━━━━━ EXTRAIT À LIRE

Sénégal: Qui pour sauver Mame Mbaye Niang ? (Par Malick Sy)
Koumpeu.com–Il a encore grillé un gros fusible – Il faut espérer que cela sera sans conséquence, car à ce rythme, c’est le compteur de la démocratie sénégalaise que Mame Mbaye Niang menace de faire sauter avec un risque d’extinction des lumières de la République
MackySall et Mame Mbaye Niang, même syndrome
Le fossé entre ses capacités intrinsèques et ses charges ministérielles est si abyssal qu’il a beau se draper de son plus joli costume républicain, se mettre devant le plus présidentiel des pupitres, tenter de se forger une «ministérialité» même en toc, rien y fait, ça coince à tous les coups. Mame Mbaye Niang et la République, c’est comme Gouye Gui et la grammaire, ça ne peut pas aller ensemble. Le ministre souffre du même syndrome que le président. Ils sont sincèrement persuadés d’être les meilleurs d’entre eux et ils ne font pas semblant. Le problème est qu’ils ne sont que deux à être au courant. Ce sont eux, toujours le même binôme. Et cela crée forcément des liens.
Sinon, comment Macky Sall peut-il, alors que le pays est au bord du précipice, laisser Mame Mbaye Niang, se dresser face caméra, pour nous abreuver de ses versets erratiques du genre «…force restera à la loi, nous ferons face, la loi passera de gré ou de force…» ou nous enivrer de diatribes aussi dangereuses qu’«effarantes» selon le mot d’Alioune Tine. Momar Diongue, autre observateur tout aussi avisé, n’a pas hésité à le comparer à Charles Blé Goudé, ce proche de l’ancien président Laurent Gbagbo, qui, avec les mêmes mots, a enflammé la Côte d’Ivoire et sapé durablement sa démocratie. Et dire que le clone sénégalais du pyromane ivoirien siège au conseil des ministres, penser que c’est nous qui payons le plus gros incubateur de bêtises de la République, il y a de quoi désespérer un peu plus de la gouvernance Sall.
De n’importe quoi à n’importe qui
On se demande encore qu’est ce qui a bien pu pousser le président à infliger encore une fois aux Sénégalais, un tel outrage, en envoyant Mame Mbaye Niang, défendre en conférence de presse, une réforme aussi complexe que la loi sur le parrainage lorsqu’on sait que la seule légitimité intellectuelle du ministre du Tourisme est sa proximité affective avec la Première dame. Il a beau avoir le sens du sacrifice, une conception aiguë du devoir et de la reconnaissance, mais le fait constant est qu’il n’est ni outillé, encore moins apte à ce genre d’exercice. En défiant le peuple du Sénégal avec une arrogance aussi mal millimétrée que la durée de son face à face avec les journalistes, Mame Mbaye Niang n’aura fait qu’enfoncer les derniers clous dans le cercueil du projet de loi sur le parrainage.

━━━━━━━━━━
━━━━━ LISTING DE DONNÉES

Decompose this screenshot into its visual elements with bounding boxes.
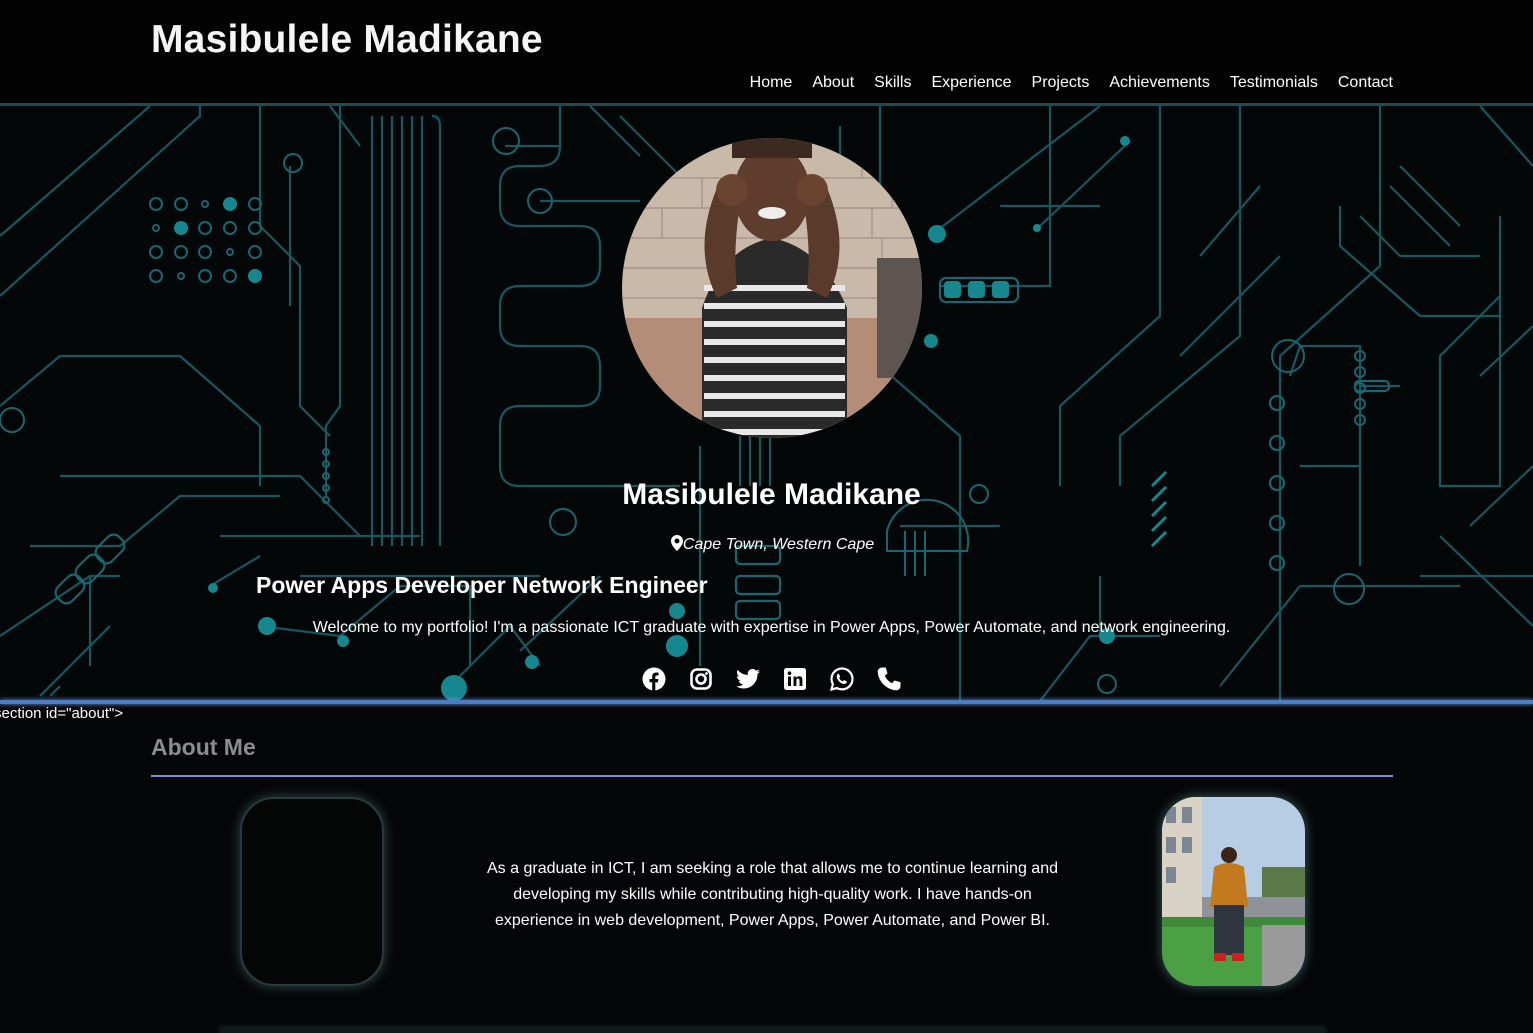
stray-markup-text: section id="about"> xyxy=(0,705,124,722)
hero-section: Masibulele Madikane Cape Town, Western C… xyxy=(0,106,1533,701)
nav-projects[interactable]: Projects xyxy=(1032,74,1090,92)
profile-photo xyxy=(622,138,922,438)
hero-role: Power Apps Developer Network Engineer xyxy=(256,572,708,598)
nav-about[interactable]: About xyxy=(812,74,854,92)
phone-icon[interactable] xyxy=(876,664,902,694)
nav-testimonials[interactable]: Testimonials xyxy=(1230,74,1318,92)
nav-achievements[interactable]: Achievements xyxy=(1109,74,1210,92)
linkedin-icon[interactable] xyxy=(782,664,808,694)
nav-skills[interactable]: Skills xyxy=(874,74,911,92)
nav-contact[interactable]: Contact xyxy=(1338,74,1393,92)
next-section-edge xyxy=(220,1028,1325,1033)
about-title: About Me xyxy=(151,734,256,760)
instagram-icon[interactable] xyxy=(688,664,714,694)
site-header: Masibulele Madikane Home About Skills Ex… xyxy=(0,0,1533,106)
whatsapp-icon[interactable] xyxy=(829,664,855,694)
about-text: As a graduate in ICT, I am seeking a rol… xyxy=(487,860,1058,929)
map-pin-icon xyxy=(670,535,683,556)
location-text: Cape Town, Western Cape xyxy=(682,536,875,553)
nav-experience[interactable]: Experience xyxy=(931,74,1011,92)
twitter-icon[interactable] xyxy=(735,664,761,694)
site-title: Masibulele Madikane xyxy=(151,18,543,61)
main-nav: Home About Skills Experience Projects Ac… xyxy=(750,74,1393,92)
about-photo xyxy=(1162,797,1305,986)
about-image-card-left xyxy=(240,797,384,986)
facebook-icon[interactable] xyxy=(641,664,667,694)
about-divider xyxy=(151,775,1393,777)
hero-welcome: Welcome to my portfolio! I'm a passionat… xyxy=(312,619,1231,636)
hero-name: Masibulele Madikane xyxy=(622,478,921,511)
hero-location: Cape Town, Western Cape xyxy=(0,535,1533,556)
social-links xyxy=(641,664,902,694)
hero-divider xyxy=(0,700,1533,704)
nav-home[interactable]: Home xyxy=(750,74,793,92)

━━━━━━━━━━

§ **EXERCICE COURT A**
D'après la chronique sur Mame Mbaye Niang, quelle réforme le ministre a-t-il été envoyé défendre en conférence de presse ?
§ **EXERCICE COURT B**
Relevez dans la chronique sur Mame Mbaye Niang le passage qui va de «De n’importe quoi» à «sur le parrainage.».

§ **RÉPONSE A**
La loi sur le parrainage.

§ **RÉPONSE B**
De n’importe quoi à n’importe qui
On se demande encore qu’est ce qui a bien pu pousser le président à infliger encore une fois aux Sénégalais, un tel outrage, en envoyant Mame Mbaye Niang, défendre en conférence de presse, une réforme aussi complexe que la loi sur le parrainage lorsqu’on sait que la seule légitimité intellectuelle du ministre du Tourisme est sa proximité affective avec la Première dame. Il a beau avoir le sens du sacrifice, une conception aiguë du devoir et de la reconnaissance, mais le fait constant est qu’il n’est ni outillé, encore moins apte à ce genre d’exercice. En défiant le peuple du Sénégal avec une arrogance aussi mal millimétrée que la durée de son face à face avec les journalistes, Mame Mbaye Niang n’aura fait qu’enfoncer les derniers clous dans le cercueil du projet de loi sur le parrainage.